Copy out all the lines exactly. Omit pictures.

--------------------------------------------------

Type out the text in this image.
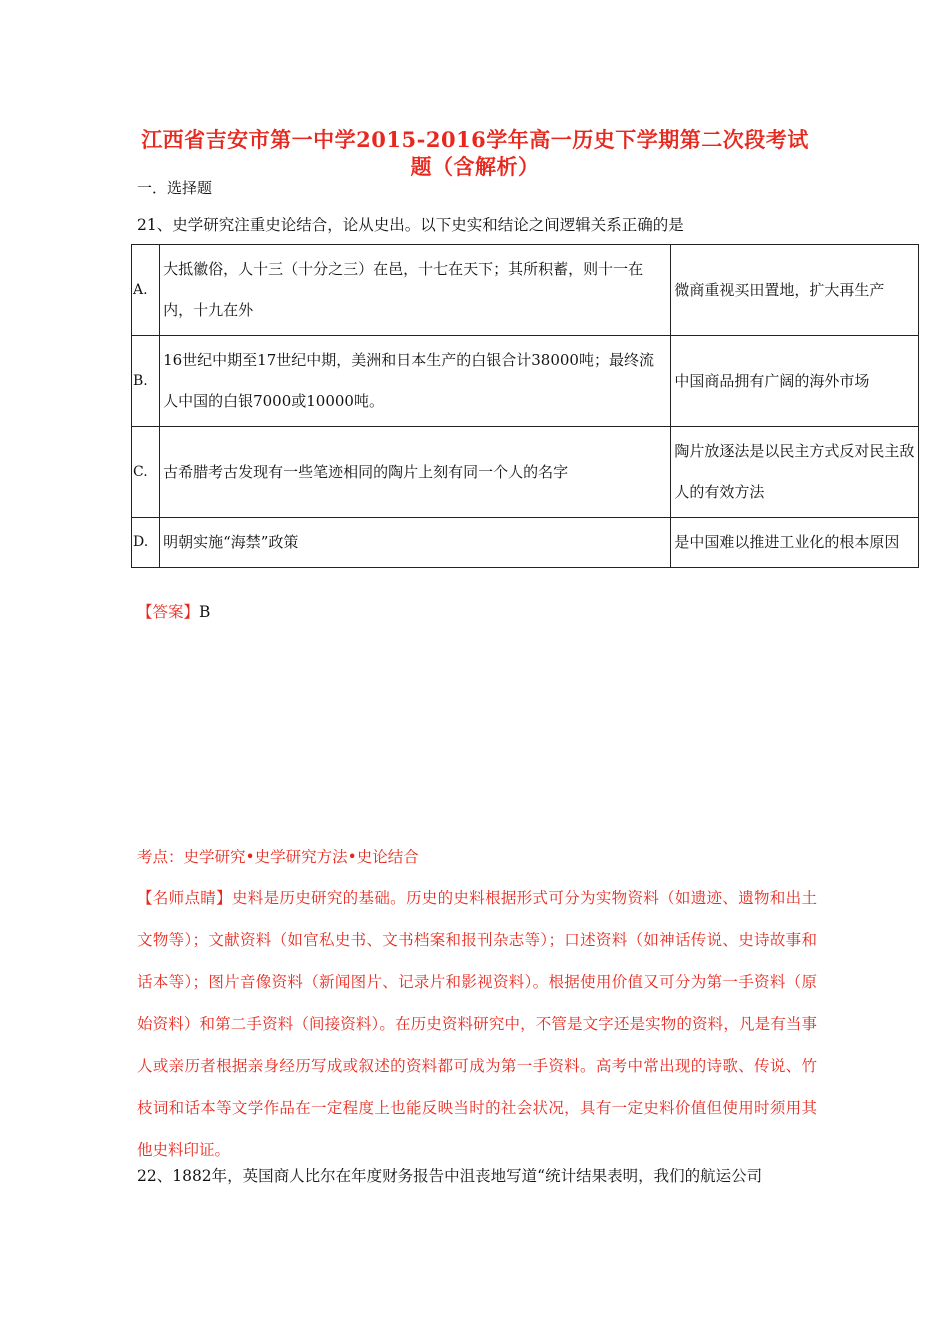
江西省吉安市第一中学2015-2016学年高一历史下学期第二次段考试
题（含解析）
一．选择题
21、史学研究注重史论结合，论从史出。以下史实和结论之间逻辑关系正确的是
A.	大抵徽俗，人十三（十分之三）在邑，十七在天下；其所积蓄，则十一在内，十九在外	微商重视买田置地，扩大再生产
B.	16世纪中期至17世纪中期，美洲和日本生产的白银合计38000吨；最终流人中国的白银7000或10000吨。	中国商品拥有广阔的海外市场
C.	古希腊考古发现有一些笔迹相同的陶片上刻有同一个人的名字	陶片放逐法是以民主方式反对民主敌人的有效方法
D.	明朝实施“海禁”政策	是中国难以推进工业化的根本原因
【答案】B
考点：史学研究•史学研究方法•史论结合
【名师点睛】史料是历史研究的基础。历史的史料根据形式可分为实物资料（如遗迹、遗物和出土文物等）；文献资料（如官私史书、文书档案和报刊杂志等）；口述资料（如神话传说、史诗故事和话本等）；图片音像资料（新闻图片、记录片和影视资料）。根据使用价值又可分为第一手资料（原始资料）和第二手资料（间接资料）。在历史资料研究中，不管是文字还是实物的资料，凡是有当事人或亲历者根据亲身经历写成或叙述的资料都可成为第一手资料。高考中常出现的诗歌、传说、竹枝词和话本等文学作品在一定程度上也能反映当时的社会状况，具有一定史料价值但使用时须用其他史料印证。
22、1882年，英国商人比尔在年度财务报告中沮丧地写道“统计结果表明，我们的航运公司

--------------------------------------------------

### Result of this exercise
Type out the text in this image.
江西省吉安市第一中学2015-2016学年高一历史下学期第二次段考试
题（含解析）
一．选择题
21、史学研究注重史论结合，论从史出。以下史实和结论之间逻辑关系正确的是
A.	大抵徽俗，人十三（十分之三）在邑，十七在天下；其所积蓄，则十一在内，十九在外	微商重视买田置地，扩大再生产
B.	16世纪中期至17世纪中期，美洲和日本生产的白银合计38000吨；最终流人中国的白银7000或10000吨。	中国商品拥有广阔的海外市场
C.	古希腊考古发现有一些笔迹相同的陶片上刻有同一个人的名字	陶片放逐法是以民主方式反对民主敌人的有效方法
D.	明朝实施“海禁”政策	是中国难以推进工业化的根本原因
【答案】B
考点：史学研究•史学研究方法•史论结合
【名师点睛】史料是历史研究的基础。历史的史料根据形式可分为实物资料（如遗迹、遗物和出土文物等）；文献资料（如官私史书、文书档案和报刊杂志等）；口述资料（如神话传说、史诗故事和话本等）；图片音像资料（新闻图片、记录片和影视资料）。根据使用价值又可分为第一手资料（原始资料）和第二手资料（间接资料）。在历史资料研究中，不管是文字还是实物的资料，凡是有当事人或亲历者根据亲身经历写成或叙述的资料都可成为第一手资料。高考中常出现的诗歌、传说、竹枝词和话本等文学作品在一定程度上也能反映当时的社会状况，具有一定史料价值但使用时须用其他史料印证。
22、1882年，英国商人比尔在年度财务报告中沮丧地写道“统计结果表明，我们的航运公司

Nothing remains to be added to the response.